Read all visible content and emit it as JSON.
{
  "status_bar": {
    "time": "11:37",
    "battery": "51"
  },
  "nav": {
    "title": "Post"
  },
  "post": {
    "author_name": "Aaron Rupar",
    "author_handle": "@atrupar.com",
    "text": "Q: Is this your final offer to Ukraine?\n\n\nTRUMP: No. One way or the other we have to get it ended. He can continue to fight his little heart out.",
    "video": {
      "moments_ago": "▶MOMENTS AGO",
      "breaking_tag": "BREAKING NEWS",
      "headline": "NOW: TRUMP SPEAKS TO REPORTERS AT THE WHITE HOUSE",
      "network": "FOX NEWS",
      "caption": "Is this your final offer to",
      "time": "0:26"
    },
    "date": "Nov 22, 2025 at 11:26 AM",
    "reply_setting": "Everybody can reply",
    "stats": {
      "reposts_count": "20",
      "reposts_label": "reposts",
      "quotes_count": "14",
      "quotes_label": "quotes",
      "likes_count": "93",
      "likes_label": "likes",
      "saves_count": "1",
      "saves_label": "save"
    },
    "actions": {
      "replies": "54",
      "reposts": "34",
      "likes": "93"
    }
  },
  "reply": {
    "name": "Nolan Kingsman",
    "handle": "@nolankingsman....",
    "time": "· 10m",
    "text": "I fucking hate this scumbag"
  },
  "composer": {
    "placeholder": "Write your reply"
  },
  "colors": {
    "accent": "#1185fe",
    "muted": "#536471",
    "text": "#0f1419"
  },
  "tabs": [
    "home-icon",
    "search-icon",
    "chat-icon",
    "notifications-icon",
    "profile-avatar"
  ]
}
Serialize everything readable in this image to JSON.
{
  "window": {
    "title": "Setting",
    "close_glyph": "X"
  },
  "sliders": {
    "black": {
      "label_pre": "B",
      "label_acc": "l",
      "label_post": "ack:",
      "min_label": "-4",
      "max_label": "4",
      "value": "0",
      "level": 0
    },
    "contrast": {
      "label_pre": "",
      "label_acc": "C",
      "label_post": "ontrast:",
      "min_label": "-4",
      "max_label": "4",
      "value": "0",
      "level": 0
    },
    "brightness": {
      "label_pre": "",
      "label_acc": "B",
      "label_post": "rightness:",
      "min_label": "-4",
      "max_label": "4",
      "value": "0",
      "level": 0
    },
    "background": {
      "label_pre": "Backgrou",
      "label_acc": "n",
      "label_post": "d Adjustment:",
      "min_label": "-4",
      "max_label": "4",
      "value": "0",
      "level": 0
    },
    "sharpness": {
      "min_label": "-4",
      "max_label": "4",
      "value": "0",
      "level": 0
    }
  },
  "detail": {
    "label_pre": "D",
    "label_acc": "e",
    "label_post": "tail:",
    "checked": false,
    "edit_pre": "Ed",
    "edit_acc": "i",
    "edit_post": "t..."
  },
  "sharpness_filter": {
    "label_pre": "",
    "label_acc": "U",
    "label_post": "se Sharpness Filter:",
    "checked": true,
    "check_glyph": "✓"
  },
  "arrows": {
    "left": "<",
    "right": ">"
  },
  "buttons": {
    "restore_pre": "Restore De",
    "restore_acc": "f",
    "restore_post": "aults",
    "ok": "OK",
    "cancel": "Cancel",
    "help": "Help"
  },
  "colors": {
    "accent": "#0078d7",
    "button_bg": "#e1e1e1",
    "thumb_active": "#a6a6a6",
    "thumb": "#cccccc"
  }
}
------------------------------------------------------------------------
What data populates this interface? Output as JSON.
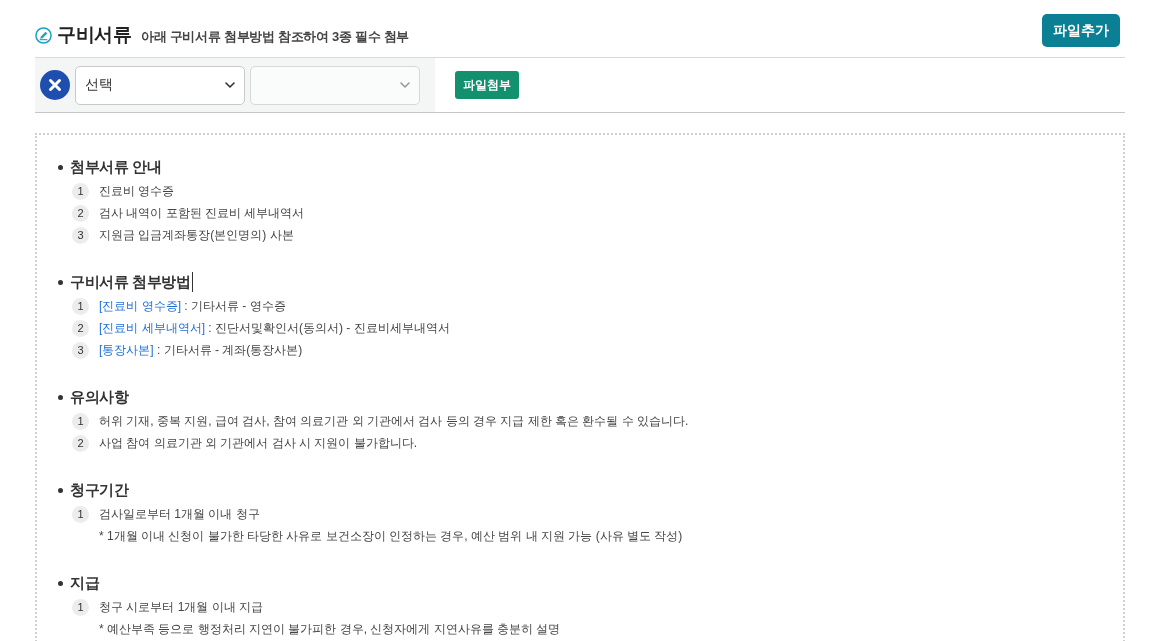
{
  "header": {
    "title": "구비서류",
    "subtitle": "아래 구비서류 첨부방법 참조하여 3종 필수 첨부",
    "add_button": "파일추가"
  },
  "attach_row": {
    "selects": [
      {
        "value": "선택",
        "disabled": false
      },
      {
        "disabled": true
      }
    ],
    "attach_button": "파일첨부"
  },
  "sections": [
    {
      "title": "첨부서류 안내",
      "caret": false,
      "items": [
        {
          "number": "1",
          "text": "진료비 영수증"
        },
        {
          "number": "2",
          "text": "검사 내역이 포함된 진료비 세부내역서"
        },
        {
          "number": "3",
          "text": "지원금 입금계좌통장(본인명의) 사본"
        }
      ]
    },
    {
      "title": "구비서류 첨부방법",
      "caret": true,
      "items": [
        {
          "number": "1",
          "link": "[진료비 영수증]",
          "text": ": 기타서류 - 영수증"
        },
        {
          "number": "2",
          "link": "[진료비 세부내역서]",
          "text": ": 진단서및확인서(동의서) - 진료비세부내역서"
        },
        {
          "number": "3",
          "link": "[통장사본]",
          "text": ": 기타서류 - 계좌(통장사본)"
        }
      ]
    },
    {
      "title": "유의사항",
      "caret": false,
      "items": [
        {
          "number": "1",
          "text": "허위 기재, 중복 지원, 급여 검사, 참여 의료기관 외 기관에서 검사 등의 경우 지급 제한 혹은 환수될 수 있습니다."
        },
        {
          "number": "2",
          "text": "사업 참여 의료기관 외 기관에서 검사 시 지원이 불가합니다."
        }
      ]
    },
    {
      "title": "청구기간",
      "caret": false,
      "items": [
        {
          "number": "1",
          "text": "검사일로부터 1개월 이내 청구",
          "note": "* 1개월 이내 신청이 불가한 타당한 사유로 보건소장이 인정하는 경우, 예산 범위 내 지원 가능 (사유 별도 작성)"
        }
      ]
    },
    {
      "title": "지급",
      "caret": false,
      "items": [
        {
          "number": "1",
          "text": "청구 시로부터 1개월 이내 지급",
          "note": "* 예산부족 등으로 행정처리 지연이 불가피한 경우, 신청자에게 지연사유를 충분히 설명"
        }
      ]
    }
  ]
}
------------------------------------------------------------------------
What to work on – Go through the entries above and pull out each line with "offer" in it.

Task output –
    "text": "Q: Is this your final offer to Ukraine?\n\n\nTRUMP: No. One way or the other we have to get it ended. He can continue to fight his little heart out.",
      "caption": "Is this your final offer to",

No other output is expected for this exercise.